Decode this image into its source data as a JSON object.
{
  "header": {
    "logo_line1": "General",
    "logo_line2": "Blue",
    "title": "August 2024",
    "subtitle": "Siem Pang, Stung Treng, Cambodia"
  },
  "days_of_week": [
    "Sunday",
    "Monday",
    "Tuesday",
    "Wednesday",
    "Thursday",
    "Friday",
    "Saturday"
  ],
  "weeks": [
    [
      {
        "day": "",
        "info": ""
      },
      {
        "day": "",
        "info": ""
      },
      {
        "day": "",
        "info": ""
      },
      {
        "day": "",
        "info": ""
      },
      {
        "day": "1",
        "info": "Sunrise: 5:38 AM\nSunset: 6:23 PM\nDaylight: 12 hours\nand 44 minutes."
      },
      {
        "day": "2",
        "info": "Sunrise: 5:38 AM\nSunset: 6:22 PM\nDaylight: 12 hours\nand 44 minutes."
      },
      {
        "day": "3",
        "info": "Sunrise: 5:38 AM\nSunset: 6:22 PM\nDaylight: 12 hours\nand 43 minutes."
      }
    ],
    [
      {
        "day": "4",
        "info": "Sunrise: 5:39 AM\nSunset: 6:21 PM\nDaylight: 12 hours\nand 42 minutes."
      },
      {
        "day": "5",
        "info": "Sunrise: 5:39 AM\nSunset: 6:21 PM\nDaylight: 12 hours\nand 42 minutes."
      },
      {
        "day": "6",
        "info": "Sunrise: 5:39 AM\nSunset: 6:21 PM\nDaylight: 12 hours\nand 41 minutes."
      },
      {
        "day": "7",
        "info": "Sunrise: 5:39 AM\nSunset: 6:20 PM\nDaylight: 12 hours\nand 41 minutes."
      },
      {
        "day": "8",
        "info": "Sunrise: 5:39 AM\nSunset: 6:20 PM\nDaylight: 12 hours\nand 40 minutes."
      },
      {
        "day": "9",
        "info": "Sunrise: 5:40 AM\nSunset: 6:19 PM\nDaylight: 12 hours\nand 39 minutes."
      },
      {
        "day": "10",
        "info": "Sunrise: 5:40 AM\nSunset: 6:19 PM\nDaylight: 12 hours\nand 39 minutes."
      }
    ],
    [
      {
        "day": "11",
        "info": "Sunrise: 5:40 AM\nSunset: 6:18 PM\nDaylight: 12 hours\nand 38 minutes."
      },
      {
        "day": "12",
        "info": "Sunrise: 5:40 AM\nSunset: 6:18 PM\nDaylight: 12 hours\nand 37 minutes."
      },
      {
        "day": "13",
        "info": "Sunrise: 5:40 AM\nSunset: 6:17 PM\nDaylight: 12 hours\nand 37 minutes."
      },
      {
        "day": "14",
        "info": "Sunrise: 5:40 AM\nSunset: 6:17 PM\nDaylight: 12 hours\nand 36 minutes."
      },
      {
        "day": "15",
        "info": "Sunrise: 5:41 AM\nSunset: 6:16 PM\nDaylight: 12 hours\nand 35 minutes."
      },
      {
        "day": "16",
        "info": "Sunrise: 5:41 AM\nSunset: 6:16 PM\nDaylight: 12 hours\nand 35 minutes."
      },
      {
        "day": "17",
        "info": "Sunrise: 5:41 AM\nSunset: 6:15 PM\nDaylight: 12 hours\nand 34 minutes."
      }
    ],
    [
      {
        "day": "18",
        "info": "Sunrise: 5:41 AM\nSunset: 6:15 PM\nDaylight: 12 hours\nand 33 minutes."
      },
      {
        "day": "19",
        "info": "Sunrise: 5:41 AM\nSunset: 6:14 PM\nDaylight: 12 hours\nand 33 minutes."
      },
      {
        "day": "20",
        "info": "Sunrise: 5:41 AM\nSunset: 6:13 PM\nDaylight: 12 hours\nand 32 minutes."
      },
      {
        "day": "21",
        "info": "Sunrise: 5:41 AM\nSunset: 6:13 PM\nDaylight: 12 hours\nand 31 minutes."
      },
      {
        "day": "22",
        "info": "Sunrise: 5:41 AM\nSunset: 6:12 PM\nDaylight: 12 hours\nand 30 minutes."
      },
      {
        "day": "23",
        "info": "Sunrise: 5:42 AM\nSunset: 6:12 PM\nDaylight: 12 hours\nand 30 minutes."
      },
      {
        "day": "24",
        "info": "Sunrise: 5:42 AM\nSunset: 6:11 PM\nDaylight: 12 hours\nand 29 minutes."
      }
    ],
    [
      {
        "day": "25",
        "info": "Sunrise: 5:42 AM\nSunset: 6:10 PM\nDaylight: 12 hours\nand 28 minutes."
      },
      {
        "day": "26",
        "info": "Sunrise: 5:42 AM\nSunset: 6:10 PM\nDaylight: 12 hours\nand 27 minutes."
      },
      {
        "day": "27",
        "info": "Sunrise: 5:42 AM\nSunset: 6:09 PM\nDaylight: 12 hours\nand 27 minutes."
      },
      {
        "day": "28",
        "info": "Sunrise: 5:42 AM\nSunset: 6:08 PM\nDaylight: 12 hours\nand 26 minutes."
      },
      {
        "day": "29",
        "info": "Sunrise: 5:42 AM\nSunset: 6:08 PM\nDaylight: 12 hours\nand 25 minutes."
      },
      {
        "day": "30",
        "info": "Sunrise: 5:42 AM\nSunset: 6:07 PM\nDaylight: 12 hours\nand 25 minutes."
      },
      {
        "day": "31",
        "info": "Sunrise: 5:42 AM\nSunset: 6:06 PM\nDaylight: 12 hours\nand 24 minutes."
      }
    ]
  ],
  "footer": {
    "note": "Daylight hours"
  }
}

Short task:
Retype every entry word for word.

Response to this exercise:
Decode this image into its source data as a JSON object.
{
  "header": {
    "logo_line1": "General",
    "logo_line2": "Blue",
    "title": "August 2024",
    "subtitle": "Siem Pang, Stung Treng, Cambodia"
  },
  "days_of_week": [
    "Sunday",
    "Monday",
    "Tuesday",
    "Wednesday",
    "Thursday",
    "Friday",
    "Saturday"
  ],
  "weeks": [
    [
      {
        "day": "",
        "info": ""
      },
      {
        "day": "",
        "info": ""
      },
      {
        "day": "",
        "info": ""
      },
      {
        "day": "",
        "info": ""
      },
      {
        "day": "1",
        "info": "Sunrise: 5:38 AM\nSunset: 6:23 PM\nDaylight: 12 hours\nand 44 minutes."
      },
      {
        "day": "2",
        "info": "Sunrise: 5:38 AM\nSunset: 6:22 PM\nDaylight: 12 hours\nand 44 minutes."
      },
      {
        "day": "3",
        "info": "Sunrise: 5:38 AM\nSunset: 6:22 PM\nDaylight: 12 hours\nand 43 minutes."
      }
    ],
    [
      {
        "day": "4",
        "info": "Sunrise: 5:39 AM\nSunset: 6:21 PM\nDaylight: 12 hours\nand 42 minutes."
      },
      {
        "day": "5",
        "info": "Sunrise: 5:39 AM\nSunset: 6:21 PM\nDaylight: 12 hours\nand 42 minutes."
      },
      {
        "day": "6",
        "info": "Sunrise: 5:39 AM\nSunset: 6:21 PM\nDaylight: 12 hours\nand 41 minutes."
      },
      {
        "day": "7",
        "info": "Sunrise: 5:39 AM\nSunset: 6:20 PM\nDaylight: 12 hours\nand 41 minutes."
      },
      {
        "day": "8",
        "info": "Sunrise: 5:39 AM\nSunset: 6:20 PM\nDaylight: 12 hours\nand 40 minutes."
      },
      {
        "day": "9",
        "info": "Sunrise: 5:40 AM\nSunset: 6:19 PM\nDaylight: 12 hours\nand 39 minutes."
      },
      {
        "day": "10",
        "info": "Sunrise: 5:40 AM\nSunset: 6:19 PM\nDaylight: 12 hours\nand 39 minutes."
      }
    ],
    [
      {
        "day": "11",
        "info": "Sunrise: 5:40 AM\nSunset: 6:18 PM\nDaylight: 12 hours\nand 38 minutes."
      },
      {
        "day": "12",
        "info": "Sunrise: 5:40 AM\nSunset: 6:18 PM\nDaylight: 12 hours\nand 37 minutes."
      },
      {
        "day": "13",
        "info": "Sunrise: 5:40 AM\nSunset: 6:17 PM\nDaylight: 12 hours\nand 37 minutes."
      },
      {
        "day": "14",
        "info": "Sunrise: 5:40 AM\nSunset: 6:17 PM\nDaylight: 12 hours\nand 36 minutes."
      },
      {
        "day": "15",
        "info": "Sunrise: 5:41 AM\nSunset: 6:16 PM\nDaylight: 12 hours\nand 35 minutes."
      },
      {
        "day": "16",
        "info": "Sunrise: 5:41 AM\nSunset: 6:16 PM\nDaylight: 12 hours\nand 35 minutes."
      },
      {
        "day": "17",
        "info": "Sunrise: 5:41 AM\nSunset: 6:15 PM\nDaylight: 12 hours\nand 34 minutes."
      }
    ],
    [
      {
        "day": "18",
        "info": "Sunrise: 5:41 AM\nSunset: 6:15 PM\nDaylight: 12 hours\nand 33 minutes."
      },
      {
        "day": "19",
        "info": "Sunrise: 5:41 AM\nSunset: 6:14 PM\nDaylight: 12 hours\nand 33 minutes."
      },
      {
        "day": "20",
        "info": "Sunrise: 5:41 AM\nSunset: 6:13 PM\nDaylight: 12 hours\nand 32 minutes."
      },
      {
        "day": "21",
        "info": "Sunrise: 5:41 AM\nSunset: 6:13 PM\nDaylight: 12 hours\nand 31 minutes."
      },
      {
        "day": "22",
        "info": "Sunrise: 5:41 AM\nSunset: 6:12 PM\nDaylight: 12 hours\nand 30 minutes."
      },
      {
        "day": "23",
        "info": "Sunrise: 5:42 AM\nSunset: 6:12 PM\nDaylight: 12 hours\nand 30 minutes."
      },
      {
        "day": "24",
        "info": "Sunrise: 5:42 AM\nSunset: 6:11 PM\nDaylight: 12 hours\nand 29 minutes."
      }
    ],
    [
      {
        "day": "25",
        "info": "Sunrise: 5:42 AM\nSunset: 6:10 PM\nDaylight: 12 hours\nand 28 minutes."
      },
      {
        "day": "26",
        "info": "Sunrise: 5:42 AM\nSunset: 6:10 PM\nDaylight: 12 hours\nand 27 minutes."
      },
      {
        "day": "27",
        "info": "Sunrise: 5:42 AM\nSunset: 6:09 PM\nDaylight: 12 hours\nand 27 minutes."
      },
      {
        "day": "28",
        "info": "Sunrise: 5:42 AM\nSunset: 6:08 PM\nDaylight: 12 hours\nand 26 minutes."
      },
      {
        "day": "29",
        "info": "Sunrise: 5:42 AM\nSunset: 6:08 PM\nDaylight: 12 hours\nand 25 minutes."
      },
      {
        "day": "30",
        "info": "Sunrise: 5:42 AM\nSunset: 6:07 PM\nDaylight: 12 hours\nand 25 minutes."
      },
      {
        "day": "31",
        "info": "Sunrise: 5:42 AM\nSunset: 6:06 PM\nDaylight: 12 hours\nand 24 minutes."
      }
    ]
  ],
  "footer": {
    "note": "Daylight hours"
  }
}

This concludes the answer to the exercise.